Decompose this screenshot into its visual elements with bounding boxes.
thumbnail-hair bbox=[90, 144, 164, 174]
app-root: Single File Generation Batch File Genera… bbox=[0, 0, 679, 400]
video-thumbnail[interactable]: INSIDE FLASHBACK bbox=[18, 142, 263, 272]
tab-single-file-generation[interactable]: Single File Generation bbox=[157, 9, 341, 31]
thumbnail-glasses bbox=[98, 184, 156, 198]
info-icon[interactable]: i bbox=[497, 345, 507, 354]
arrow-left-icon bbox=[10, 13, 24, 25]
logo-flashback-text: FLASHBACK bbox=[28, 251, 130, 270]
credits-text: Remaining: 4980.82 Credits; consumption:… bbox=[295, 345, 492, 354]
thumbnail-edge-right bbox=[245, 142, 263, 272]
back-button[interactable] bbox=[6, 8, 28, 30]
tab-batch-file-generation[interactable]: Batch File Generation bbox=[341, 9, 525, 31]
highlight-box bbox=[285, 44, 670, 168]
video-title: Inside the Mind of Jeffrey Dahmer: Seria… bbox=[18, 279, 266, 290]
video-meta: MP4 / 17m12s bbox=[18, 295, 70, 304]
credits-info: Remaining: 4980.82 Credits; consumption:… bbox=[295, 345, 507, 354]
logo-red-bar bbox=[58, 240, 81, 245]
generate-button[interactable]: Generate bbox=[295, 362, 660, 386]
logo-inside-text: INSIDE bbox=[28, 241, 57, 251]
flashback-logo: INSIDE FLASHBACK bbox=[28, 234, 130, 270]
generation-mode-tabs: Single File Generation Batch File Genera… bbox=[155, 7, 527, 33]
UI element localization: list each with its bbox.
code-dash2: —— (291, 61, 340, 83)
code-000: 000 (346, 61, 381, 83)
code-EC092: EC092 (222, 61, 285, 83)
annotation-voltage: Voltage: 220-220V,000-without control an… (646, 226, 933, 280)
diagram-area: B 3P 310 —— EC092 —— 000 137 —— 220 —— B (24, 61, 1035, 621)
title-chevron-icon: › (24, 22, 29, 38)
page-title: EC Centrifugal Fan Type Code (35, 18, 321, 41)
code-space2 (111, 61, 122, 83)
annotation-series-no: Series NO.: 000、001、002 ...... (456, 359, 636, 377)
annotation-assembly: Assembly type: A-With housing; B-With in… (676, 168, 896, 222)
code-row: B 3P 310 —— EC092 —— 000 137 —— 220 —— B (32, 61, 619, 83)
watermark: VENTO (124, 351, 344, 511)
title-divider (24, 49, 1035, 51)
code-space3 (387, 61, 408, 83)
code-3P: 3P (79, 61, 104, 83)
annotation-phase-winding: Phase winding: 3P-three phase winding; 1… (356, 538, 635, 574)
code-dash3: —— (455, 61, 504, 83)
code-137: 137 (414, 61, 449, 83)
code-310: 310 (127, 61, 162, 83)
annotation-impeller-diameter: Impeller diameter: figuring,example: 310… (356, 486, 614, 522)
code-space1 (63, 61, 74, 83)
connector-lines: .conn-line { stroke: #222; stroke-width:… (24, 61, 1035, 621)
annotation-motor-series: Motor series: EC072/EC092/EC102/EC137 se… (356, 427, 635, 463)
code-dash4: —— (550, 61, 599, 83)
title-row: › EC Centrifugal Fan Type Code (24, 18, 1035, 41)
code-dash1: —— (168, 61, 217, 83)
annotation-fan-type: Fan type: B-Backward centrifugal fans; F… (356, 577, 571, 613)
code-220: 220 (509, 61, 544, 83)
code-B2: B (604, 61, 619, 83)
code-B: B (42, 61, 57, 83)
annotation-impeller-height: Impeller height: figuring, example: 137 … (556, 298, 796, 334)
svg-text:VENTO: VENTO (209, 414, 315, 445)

- - - - - - -

• WHAT THIS TASK INVOLVES
Extract the entire listing above verbatim, reproducing every line in its original order without alteration.

• ANSWER IN FULL
Decompose this screenshot into its visual elements with bounding boxes.
thumbnail-hair bbox=[90, 144, 164, 174]
app-root: Single File Generation Batch File Genera… bbox=[0, 0, 679, 400]
video-thumbnail[interactable]: INSIDE FLASHBACK bbox=[18, 142, 263, 272]
tab-single-file-generation[interactable]: Single File Generation bbox=[157, 9, 341, 31]
thumbnail-glasses bbox=[98, 184, 156, 198]
info-icon[interactable]: i bbox=[497, 345, 507, 354]
arrow-left-icon bbox=[10, 13, 24, 25]
logo-flashback-text: FLASHBACK bbox=[28, 251, 130, 270]
credits-text: Remaining: 4980.82 Credits; consumption:… bbox=[295, 345, 492, 354]
thumbnail-edge-right bbox=[245, 142, 263, 272]
back-button[interactable] bbox=[6, 8, 28, 30]
tab-batch-file-generation[interactable]: Batch File Generation bbox=[341, 9, 525, 31]
highlight-box bbox=[285, 44, 670, 168]
video-title: Inside the Mind of Jeffrey Dahmer: Seria… bbox=[18, 279, 266, 290]
video-meta: MP4 / 17m12s bbox=[18, 295, 70, 304]
credits-info: Remaining: 4980.82 Credits; consumption:… bbox=[295, 345, 507, 354]
logo-red-bar bbox=[58, 240, 81, 245]
generate-button[interactable]: Generate bbox=[295, 362, 660, 386]
logo-inside-text: INSIDE bbox=[28, 241, 57, 251]
flashback-logo: INSIDE FLASHBACK bbox=[28, 234, 130, 270]
generation-mode-tabs: Single File Generation Batch File Genera… bbox=[155, 7, 527, 33]
UI element localization: list each with its bbox.
code-dash2: —— (291, 61, 340, 83)
code-000: 000 (346, 61, 381, 83)
code-EC092: EC092 (222, 61, 285, 83)
annotation-voltage: Voltage: 220-220V,000-without control an… (646, 226, 933, 280)
diagram-area: B 3P 310 —— EC092 —— 000 137 —— 220 —— B (24, 61, 1035, 621)
title-chevron-icon: › (24, 22, 29, 38)
page-title: EC Centrifugal Fan Type Code (35, 18, 321, 41)
code-space2 (111, 61, 122, 83)
annotation-series-no: Series NO.: 000、001、002 ...... (456, 359, 636, 377)
annotation-assembly: Assembly type: A-With housing; B-With in… (676, 168, 896, 222)
code-row: B 3P 310 —— EC092 —— 000 137 —— 220 —— B (32, 61, 619, 83)
watermark: VENTO (124, 351, 344, 511)
title-divider (24, 49, 1035, 51)
code-space3 (387, 61, 408, 83)
code-3P: 3P (79, 61, 104, 83)
annotation-phase-winding: Phase winding: 3P-three phase winding; 1… (356, 538, 635, 574)
code-dash3: —— (455, 61, 504, 83)
code-137: 137 (414, 61, 449, 83)
code-310: 310 (127, 61, 162, 83)
annotation-impeller-diameter: Impeller diameter: figuring,example: 310… (356, 486, 614, 522)
code-space1 (63, 61, 74, 83)
connector-lines: .conn-line { stroke: #222; stroke-width:… (24, 61, 1035, 621)
annotation-motor-series: Motor series: EC072/EC092/EC102/EC137 se… (356, 427, 635, 463)
code-dash4: —— (550, 61, 599, 83)
title-row: › EC Centrifugal Fan Type Code (24, 18, 1035, 41)
code-dash1: —— (168, 61, 217, 83)
annotation-fan-type: Fan type: B-Backward centrifugal fans; F… (356, 577, 571, 613)
code-220: 220 (509, 61, 544, 83)
code-B2: B (604, 61, 619, 83)
code-B: B (42, 61, 57, 83)
annotation-impeller-height: Impeller height: figuring, example: 137 … (556, 298, 796, 334)
svg-text:VENTO: VENTO (209, 414, 315, 445)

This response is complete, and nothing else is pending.